**GIVEN TEXT**
+ + + + +

The key distinction between the amazing advances described above and the research that is currently making genome-editors in general very nervous is the type of tissue targeted for tinkering. All of the efforts to correct blood diseases or cure HIV introduce changes into the genomes of somatic cells in specific adult tissues. Any alterations in somatic cells are not passed on to the next generation. However, advances in genome editing, combined with expertise in in vitro fertilization could allow researchers to change the DNA in embryos before implantation. Any resulting edited offspring would carry the alteration in every single cell in their entire body, including the germline, so any changes would then be passed on to their progeny.

Don't edit me...
Don’t edit me…

The idea of genome-edited embryos and designer babies seems like a scene from a science fiction story. However, biotech firms such as OvaScience are working to improve the efficiency of successful IVF by modifying a mother’s eggs. The U.K. recently approved embryonic mitochondrial transfers (a.k.a three-parent children) to treat incurable genetic disorders of the cell’s energy factories. Neither of these advances are examples of targeted embryo-editing, however, a provocative piece from MIT’s Technology Review cites unnamed sources purporting that “such [germline editing] experiments had already been carried out in China and that results describing edited embryos were pending publication.”

Communist mutants!
Communist mutants!

Adding to the general unease, a recent publication in Science combined CRISPRs with gene-drive technology to generate a heritable mutation in fruit-flies that spread rapidly through the population in subsequent generations. In other words, we know how to make make genetic changes that are heritable, and highly transmissible. Scientists see a potential Pandora’s Box opening up all over our chromosomes, if this research is allowed to continue unchecked.

What could possibly go wrong?
What could possibly go wrong?

This isn’t the first time scientists have convened to consider something new and scary; in 1975 the Asilomar Conference issued common-sense guidelines for research using Recombinant DNA Molecules. We’re approaching the 40 year anniversary of this seminal meeting, recombinant research is alive and well, and despite the doomsday predictions, we haven’t inadvertently created a manmade Andromeda Strain.

Although we did produce a Kardashian...which might be just as bad
Although we did produce a Kardashian…which might be just as bad

I’m skeptical that Chinese scientists are on the cusp of publishing about modified mutants. I HIGHLY doubt that any reputable journal would agree to publish such blatantly unethical research. No institutional review board at a major academic institution would EVER approve a such a study. If a rogue scientist, working in isolation DID somehow successfully bring a CRISPR-modified embryo to term tomorrow they SHOULD be exiled from academia, and the details of the findings SHOULD be buried away from public consumption. The world isn’t ready for germline genome editing…yet.

+ + + + +

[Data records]
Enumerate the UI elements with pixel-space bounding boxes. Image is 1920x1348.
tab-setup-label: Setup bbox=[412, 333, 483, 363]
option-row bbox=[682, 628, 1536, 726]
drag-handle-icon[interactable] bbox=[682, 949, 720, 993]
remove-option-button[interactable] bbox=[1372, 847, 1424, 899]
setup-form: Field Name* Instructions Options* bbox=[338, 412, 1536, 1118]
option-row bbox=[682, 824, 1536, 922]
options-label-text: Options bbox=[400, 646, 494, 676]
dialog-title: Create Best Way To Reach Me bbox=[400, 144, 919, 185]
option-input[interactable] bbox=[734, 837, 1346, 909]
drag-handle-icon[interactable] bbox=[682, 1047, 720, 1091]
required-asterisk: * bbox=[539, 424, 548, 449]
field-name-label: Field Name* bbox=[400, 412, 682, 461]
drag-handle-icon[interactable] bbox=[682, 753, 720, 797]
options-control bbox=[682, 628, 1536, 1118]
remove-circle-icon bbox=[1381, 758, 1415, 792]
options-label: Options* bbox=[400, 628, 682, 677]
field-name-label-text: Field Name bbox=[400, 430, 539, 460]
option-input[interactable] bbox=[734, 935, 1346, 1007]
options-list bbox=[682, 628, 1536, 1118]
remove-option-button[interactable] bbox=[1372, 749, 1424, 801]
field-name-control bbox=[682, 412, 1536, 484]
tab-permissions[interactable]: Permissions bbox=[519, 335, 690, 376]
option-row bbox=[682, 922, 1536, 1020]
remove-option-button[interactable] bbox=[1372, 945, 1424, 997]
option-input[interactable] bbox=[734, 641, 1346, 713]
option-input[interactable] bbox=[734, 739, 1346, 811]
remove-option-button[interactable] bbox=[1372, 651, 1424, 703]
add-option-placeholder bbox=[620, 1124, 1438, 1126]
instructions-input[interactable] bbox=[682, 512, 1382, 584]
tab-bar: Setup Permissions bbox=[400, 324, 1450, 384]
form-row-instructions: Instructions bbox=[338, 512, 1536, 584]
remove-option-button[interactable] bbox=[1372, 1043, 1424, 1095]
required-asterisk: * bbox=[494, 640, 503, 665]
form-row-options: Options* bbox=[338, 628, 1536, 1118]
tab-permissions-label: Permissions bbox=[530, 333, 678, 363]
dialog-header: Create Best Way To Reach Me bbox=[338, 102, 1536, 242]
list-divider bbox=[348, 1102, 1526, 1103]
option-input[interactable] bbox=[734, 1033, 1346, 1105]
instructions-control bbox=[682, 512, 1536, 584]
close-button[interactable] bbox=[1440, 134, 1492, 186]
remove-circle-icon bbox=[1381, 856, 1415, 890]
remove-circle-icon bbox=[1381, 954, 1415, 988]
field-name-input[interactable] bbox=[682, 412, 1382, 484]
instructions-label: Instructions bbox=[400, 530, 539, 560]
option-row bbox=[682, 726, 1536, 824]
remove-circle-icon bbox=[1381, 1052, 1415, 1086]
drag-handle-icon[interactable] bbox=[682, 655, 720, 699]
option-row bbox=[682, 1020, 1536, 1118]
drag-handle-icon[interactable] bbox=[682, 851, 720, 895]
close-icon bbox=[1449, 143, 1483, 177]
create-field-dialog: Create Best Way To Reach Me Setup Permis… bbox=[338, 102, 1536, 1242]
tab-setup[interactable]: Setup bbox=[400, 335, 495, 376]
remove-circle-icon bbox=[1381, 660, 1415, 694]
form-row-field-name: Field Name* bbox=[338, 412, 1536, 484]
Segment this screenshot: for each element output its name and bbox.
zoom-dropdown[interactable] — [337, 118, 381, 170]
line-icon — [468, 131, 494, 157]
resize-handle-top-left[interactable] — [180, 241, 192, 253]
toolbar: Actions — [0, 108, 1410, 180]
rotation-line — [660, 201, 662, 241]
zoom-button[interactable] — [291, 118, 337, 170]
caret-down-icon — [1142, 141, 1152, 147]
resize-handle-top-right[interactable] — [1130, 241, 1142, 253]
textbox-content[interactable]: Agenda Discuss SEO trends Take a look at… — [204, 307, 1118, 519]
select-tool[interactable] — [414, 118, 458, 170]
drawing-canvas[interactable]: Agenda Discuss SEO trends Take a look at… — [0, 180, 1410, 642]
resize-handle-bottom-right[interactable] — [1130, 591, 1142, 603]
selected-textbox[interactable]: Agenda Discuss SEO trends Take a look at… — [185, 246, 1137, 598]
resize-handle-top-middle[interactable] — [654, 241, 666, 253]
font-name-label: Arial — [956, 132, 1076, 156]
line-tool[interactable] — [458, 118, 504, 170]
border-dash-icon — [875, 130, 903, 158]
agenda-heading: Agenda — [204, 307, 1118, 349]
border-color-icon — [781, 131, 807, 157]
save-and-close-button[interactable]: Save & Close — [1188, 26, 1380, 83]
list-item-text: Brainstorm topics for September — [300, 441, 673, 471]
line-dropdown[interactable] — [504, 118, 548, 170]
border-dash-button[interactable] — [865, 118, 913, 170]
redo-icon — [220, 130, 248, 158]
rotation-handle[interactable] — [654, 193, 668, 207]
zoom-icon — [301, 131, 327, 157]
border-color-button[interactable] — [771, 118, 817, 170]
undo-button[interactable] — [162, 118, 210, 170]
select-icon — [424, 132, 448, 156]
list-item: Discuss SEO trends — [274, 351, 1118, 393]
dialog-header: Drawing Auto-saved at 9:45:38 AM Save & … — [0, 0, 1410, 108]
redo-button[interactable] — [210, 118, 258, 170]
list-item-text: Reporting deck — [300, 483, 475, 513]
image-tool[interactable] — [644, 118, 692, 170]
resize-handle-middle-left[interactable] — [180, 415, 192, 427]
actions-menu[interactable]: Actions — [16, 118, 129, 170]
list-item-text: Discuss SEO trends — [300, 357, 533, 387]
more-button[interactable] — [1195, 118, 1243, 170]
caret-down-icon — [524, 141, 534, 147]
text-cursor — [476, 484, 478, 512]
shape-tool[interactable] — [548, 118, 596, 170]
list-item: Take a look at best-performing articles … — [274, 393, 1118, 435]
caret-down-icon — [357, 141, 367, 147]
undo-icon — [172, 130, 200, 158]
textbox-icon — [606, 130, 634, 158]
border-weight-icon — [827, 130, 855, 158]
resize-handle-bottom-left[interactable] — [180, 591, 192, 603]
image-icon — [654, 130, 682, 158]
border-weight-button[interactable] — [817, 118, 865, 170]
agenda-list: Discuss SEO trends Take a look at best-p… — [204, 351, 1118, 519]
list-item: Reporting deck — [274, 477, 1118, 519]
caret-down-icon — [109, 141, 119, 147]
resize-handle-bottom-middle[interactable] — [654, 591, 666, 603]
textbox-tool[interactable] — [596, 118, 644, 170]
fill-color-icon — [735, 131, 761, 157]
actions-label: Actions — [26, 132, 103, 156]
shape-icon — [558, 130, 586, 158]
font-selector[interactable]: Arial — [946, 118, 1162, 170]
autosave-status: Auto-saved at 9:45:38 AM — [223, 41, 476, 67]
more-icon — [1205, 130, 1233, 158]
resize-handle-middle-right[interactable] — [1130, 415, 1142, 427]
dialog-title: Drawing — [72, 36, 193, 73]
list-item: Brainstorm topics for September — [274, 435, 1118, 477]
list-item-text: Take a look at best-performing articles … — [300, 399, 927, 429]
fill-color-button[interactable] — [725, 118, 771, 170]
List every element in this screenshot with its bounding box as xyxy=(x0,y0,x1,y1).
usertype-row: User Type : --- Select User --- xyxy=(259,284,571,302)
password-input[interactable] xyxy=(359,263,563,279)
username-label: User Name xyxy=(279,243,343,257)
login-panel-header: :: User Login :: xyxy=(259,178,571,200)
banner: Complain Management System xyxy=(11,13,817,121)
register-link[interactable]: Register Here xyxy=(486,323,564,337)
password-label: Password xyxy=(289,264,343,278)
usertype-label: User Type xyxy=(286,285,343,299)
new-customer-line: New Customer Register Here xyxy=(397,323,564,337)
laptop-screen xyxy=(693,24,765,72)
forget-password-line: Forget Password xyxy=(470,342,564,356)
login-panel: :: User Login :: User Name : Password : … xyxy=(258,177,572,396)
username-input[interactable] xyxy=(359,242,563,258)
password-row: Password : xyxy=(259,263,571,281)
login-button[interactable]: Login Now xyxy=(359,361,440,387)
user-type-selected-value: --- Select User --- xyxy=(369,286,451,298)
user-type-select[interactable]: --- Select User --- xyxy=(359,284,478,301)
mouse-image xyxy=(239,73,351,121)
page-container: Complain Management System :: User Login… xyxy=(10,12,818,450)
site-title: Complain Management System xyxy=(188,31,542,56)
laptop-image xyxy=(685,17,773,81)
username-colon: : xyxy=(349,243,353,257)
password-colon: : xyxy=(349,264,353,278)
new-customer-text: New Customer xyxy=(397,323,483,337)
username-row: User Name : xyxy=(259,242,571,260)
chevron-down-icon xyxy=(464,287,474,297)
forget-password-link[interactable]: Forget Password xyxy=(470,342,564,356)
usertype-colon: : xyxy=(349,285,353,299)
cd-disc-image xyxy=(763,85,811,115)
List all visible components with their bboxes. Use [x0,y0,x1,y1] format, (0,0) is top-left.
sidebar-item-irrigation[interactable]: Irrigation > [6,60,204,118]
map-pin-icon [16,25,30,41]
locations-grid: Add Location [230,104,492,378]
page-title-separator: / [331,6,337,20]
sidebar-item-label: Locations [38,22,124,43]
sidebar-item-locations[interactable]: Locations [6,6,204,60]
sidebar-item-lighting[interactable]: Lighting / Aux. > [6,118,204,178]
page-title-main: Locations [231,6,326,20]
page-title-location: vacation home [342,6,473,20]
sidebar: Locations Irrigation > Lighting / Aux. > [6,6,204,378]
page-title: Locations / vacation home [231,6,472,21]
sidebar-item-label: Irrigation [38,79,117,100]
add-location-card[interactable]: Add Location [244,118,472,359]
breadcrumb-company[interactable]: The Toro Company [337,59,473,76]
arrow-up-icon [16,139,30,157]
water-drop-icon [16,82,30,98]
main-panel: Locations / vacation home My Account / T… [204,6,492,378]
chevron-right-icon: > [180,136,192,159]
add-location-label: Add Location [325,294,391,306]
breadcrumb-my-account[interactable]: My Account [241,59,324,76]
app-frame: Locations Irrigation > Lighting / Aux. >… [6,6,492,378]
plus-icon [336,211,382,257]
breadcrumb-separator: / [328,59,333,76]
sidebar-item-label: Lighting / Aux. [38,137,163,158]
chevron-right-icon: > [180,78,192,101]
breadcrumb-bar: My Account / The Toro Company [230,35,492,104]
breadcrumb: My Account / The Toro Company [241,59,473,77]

+ + + + +

**WHAT THIS EXERCISE ASKS**
a: Answer these questions from the passage on germline genome editing:
(i) Which country recently approved embryonic mitochondrial transfers?
(ii) In what year did the Asilomar Conference issue its guidelines?
(iii) In what organism did the Science publication generate a heritable mutation?
b: Extend the passage on germline genome editing with a further paragraph that follows from its last sentence.
These rows are separate material, apart from the passage on germline genome editing.

**SET OF ANSWERS**
a:
(i) The U.K.
(ii) 1975
(iii) Fruit-flies

b:
We're BARELY ready for somatic cell editing...but that ship has sailed.
We’re BARELY ready for somatic cell editing…but that ship has sailed.

I applaud the exhortations for more careful consideration. I agree that scientists, ethicists, and policy-makers need to carefully consider exactly what is acceptable and what are the best practices governing genome-editing research. I’m encouraged that meetings devoted to this very topic are happening worldwide. I also don’t believe that the technology ought to be rejected outright. If a parent knows that they carry a genetic allele that will cause their children to develop cystic fibrosis or aggressive breast cancer, correcting the problem before birth through embryonic editing could decrease the societal burden of incurable diseases. Although pop-science pieces fan the flames of false controversy by imagining “designer babies” or “eliminating the gay gene (er…gay-8-megabase region on the X-chromosome),” the realistic applications of the technology could substantially improve peoples’ lives.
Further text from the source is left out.